Your instructions
Copy each line containing the word "obtener" from the records that follow, please.
━━ Source material ━━
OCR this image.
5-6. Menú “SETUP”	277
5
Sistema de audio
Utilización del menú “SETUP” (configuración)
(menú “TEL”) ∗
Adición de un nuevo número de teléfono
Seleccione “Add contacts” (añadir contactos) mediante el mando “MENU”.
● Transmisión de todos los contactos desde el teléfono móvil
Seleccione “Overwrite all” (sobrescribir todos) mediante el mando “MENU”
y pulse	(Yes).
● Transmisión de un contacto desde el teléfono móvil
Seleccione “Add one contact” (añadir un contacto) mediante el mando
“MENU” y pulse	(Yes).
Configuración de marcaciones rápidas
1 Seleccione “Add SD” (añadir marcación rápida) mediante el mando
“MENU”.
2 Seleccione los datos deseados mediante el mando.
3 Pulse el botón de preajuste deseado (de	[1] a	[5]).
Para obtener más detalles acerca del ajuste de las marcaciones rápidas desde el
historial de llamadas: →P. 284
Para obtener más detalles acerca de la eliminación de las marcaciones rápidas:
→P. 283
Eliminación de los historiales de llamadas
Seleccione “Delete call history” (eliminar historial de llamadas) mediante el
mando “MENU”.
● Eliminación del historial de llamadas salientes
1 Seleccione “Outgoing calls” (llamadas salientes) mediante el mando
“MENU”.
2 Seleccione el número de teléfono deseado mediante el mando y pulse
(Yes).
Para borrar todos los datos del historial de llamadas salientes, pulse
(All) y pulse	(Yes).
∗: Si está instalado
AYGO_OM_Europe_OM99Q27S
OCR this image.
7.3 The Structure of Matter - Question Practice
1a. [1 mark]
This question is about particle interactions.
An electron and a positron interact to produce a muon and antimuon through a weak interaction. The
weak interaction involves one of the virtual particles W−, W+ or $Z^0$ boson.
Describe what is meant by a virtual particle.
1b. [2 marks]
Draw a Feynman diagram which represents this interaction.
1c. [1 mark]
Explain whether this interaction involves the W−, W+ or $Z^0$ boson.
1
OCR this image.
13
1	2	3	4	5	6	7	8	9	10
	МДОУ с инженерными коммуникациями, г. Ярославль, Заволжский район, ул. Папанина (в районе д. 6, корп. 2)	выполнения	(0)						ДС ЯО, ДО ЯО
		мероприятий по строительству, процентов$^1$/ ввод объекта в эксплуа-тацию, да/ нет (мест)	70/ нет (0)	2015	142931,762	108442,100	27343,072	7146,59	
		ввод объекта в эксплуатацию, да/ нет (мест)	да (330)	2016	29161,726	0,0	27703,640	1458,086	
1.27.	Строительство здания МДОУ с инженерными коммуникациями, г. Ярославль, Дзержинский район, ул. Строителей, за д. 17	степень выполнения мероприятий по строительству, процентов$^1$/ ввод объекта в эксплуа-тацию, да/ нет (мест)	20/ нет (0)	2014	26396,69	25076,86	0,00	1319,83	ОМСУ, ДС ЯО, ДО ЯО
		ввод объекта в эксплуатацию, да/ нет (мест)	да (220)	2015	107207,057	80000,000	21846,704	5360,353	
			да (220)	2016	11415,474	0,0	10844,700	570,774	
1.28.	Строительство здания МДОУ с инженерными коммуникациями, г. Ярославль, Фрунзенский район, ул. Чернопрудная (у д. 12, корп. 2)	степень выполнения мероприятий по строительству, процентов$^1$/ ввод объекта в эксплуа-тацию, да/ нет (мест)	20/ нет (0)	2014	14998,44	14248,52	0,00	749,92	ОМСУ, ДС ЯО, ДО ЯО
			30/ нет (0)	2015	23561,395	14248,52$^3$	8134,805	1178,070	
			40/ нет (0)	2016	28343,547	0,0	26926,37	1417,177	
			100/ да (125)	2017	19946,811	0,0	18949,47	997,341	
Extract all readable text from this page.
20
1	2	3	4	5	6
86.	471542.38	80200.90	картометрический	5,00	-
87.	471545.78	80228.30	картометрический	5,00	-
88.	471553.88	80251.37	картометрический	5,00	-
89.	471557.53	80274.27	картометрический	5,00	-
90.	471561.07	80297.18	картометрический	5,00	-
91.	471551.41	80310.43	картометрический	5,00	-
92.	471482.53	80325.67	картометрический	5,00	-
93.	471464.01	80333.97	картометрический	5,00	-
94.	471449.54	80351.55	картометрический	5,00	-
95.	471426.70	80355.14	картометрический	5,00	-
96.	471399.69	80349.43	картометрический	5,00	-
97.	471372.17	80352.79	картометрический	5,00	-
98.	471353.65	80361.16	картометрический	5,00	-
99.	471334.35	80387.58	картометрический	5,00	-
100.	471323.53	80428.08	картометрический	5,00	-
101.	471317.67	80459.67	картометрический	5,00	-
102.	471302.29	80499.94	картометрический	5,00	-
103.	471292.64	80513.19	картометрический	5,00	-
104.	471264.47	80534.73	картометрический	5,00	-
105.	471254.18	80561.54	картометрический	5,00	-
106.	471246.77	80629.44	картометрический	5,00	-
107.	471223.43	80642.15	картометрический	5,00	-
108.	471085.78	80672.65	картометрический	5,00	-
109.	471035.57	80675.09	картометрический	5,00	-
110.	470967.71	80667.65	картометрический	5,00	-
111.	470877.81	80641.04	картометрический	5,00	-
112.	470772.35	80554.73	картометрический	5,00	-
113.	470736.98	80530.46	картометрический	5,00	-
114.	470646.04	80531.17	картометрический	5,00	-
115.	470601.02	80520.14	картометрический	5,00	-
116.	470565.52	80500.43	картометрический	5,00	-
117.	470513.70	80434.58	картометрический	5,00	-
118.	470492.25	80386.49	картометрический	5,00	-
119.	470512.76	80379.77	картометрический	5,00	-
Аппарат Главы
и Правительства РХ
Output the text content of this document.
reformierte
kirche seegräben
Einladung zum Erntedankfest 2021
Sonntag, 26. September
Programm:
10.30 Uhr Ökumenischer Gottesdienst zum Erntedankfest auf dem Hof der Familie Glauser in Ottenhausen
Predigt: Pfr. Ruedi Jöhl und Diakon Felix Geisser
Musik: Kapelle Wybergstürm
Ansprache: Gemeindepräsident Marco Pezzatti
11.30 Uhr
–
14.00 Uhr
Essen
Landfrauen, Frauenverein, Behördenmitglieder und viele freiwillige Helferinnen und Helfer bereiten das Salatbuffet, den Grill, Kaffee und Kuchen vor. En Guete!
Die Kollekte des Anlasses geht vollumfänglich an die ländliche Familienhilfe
━━━
The solution
Para obtener más detalles acerca del ajuste de las marcaciones rápidas desde el
Para obtener más detalles acerca de la eliminación de las marcaciones rápidas:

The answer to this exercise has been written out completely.